• [Directions for this task] Write out each line from the data below that includes the word "Vereador".

Collection entries:
========

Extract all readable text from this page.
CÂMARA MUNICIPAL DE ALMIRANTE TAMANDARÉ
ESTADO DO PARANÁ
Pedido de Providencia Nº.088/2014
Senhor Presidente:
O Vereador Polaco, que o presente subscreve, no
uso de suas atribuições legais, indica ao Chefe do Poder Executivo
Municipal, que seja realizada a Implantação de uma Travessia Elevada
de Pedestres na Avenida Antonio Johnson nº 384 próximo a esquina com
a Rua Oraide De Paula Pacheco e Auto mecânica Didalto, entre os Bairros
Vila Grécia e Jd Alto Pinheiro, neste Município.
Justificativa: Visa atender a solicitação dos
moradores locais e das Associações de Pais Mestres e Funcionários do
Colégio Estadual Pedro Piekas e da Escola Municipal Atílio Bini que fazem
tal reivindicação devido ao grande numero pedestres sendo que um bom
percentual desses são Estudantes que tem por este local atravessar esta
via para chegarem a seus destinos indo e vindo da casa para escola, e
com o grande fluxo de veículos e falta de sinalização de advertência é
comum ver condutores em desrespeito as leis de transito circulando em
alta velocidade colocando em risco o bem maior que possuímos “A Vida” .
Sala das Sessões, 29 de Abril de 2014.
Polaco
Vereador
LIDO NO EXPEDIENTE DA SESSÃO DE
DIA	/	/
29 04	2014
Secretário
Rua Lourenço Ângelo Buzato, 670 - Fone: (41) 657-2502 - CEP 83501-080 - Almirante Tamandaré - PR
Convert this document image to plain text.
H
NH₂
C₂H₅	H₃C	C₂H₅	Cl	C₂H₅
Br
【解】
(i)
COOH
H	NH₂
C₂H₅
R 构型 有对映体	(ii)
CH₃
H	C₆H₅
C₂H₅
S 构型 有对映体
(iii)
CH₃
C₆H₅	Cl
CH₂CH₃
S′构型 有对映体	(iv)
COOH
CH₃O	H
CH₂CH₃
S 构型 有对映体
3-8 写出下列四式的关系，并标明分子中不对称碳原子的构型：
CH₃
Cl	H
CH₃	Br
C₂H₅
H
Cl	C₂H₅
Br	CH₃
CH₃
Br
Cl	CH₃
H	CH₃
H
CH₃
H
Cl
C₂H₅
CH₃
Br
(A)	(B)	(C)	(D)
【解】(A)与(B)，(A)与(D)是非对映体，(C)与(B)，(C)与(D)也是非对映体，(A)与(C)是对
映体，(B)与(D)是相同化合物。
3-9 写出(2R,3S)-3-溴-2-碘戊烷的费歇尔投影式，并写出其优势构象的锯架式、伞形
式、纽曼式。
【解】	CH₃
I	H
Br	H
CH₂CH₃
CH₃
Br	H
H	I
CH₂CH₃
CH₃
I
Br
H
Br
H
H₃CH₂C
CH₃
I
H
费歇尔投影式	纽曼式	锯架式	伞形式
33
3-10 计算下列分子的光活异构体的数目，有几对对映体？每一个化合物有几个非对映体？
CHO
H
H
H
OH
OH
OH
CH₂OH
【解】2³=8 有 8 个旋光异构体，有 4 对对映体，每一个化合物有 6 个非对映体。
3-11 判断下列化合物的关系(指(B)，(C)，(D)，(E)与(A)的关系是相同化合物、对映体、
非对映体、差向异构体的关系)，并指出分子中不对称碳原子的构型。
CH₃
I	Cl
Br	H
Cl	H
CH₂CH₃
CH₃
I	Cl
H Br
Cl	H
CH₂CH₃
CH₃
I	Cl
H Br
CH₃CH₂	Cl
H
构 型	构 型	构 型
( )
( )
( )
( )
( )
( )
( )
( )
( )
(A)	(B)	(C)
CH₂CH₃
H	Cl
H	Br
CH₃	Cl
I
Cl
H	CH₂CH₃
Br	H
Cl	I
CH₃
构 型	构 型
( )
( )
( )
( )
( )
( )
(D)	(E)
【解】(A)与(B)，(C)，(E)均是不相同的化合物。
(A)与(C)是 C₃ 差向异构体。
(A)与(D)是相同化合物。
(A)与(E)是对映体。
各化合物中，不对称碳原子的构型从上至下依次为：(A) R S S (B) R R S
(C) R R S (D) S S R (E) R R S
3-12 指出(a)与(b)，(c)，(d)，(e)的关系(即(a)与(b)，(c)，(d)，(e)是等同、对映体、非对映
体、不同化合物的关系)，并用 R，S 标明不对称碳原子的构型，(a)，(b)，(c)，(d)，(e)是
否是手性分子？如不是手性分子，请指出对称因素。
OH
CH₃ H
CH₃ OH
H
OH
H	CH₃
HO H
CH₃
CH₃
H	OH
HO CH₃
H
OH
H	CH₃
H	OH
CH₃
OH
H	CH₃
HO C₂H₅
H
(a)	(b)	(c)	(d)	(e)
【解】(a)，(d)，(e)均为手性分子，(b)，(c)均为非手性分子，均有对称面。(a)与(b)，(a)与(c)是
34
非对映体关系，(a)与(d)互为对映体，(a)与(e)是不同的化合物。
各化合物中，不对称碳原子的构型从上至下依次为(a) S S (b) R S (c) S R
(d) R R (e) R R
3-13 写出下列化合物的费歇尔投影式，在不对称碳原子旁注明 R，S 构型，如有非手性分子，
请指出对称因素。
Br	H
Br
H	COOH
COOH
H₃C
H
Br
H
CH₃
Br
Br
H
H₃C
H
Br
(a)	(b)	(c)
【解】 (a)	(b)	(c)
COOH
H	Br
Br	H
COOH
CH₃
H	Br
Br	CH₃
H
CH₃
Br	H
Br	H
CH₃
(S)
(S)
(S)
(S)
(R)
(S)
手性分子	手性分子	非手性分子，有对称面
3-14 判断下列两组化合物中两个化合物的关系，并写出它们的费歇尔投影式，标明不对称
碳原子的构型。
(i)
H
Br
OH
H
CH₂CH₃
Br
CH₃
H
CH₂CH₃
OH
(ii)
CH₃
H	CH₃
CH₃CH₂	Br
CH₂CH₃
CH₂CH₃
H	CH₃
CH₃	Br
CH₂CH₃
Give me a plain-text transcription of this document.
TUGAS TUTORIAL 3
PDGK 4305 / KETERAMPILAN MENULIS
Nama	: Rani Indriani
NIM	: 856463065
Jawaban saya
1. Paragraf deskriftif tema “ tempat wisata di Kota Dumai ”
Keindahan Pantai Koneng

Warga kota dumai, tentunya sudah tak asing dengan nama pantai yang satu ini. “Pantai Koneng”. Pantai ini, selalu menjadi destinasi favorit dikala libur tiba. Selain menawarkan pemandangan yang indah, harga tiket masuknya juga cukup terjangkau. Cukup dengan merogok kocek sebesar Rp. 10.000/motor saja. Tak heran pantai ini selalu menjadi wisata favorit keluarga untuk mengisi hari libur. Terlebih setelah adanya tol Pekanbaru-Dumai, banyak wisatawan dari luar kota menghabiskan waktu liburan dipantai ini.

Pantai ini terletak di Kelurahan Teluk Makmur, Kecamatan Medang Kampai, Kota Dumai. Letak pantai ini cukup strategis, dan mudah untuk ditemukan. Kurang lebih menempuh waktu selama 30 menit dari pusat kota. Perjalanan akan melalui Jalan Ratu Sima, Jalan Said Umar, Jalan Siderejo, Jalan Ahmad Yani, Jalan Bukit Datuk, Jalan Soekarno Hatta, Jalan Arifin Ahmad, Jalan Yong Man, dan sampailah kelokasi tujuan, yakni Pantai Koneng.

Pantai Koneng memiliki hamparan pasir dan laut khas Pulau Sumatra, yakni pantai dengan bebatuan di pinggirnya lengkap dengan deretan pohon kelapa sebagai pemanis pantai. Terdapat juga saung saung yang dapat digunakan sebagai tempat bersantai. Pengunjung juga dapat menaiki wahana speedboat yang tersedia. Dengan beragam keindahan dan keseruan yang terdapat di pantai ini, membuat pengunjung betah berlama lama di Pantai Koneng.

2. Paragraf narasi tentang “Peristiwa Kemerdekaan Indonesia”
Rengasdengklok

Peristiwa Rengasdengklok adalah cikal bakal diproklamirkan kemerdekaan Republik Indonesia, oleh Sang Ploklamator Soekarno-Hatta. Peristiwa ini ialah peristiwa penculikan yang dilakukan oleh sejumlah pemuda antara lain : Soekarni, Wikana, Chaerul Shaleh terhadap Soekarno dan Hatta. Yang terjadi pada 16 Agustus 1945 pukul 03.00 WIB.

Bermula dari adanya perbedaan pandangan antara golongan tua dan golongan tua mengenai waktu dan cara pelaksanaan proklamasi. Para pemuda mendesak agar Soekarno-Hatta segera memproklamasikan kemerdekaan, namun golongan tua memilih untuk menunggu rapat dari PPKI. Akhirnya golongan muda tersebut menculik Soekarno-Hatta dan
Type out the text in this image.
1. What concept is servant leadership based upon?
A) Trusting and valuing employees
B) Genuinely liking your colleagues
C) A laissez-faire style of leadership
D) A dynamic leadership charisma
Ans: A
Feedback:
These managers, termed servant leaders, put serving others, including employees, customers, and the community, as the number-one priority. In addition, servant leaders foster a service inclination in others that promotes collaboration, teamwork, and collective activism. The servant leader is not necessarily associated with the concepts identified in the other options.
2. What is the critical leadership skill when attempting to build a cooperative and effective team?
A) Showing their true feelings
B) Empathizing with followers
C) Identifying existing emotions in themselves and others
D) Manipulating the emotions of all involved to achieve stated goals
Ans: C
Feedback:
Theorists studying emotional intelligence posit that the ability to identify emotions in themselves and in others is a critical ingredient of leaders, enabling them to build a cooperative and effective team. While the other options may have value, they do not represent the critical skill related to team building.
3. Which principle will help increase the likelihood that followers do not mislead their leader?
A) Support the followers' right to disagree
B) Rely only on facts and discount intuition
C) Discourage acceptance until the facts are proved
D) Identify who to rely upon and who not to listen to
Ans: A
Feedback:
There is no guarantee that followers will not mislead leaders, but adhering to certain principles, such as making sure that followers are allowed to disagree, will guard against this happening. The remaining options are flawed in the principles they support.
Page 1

========

• [Exercise solution]
O Vereador Polaco, que o presente subscreve, no
Vereador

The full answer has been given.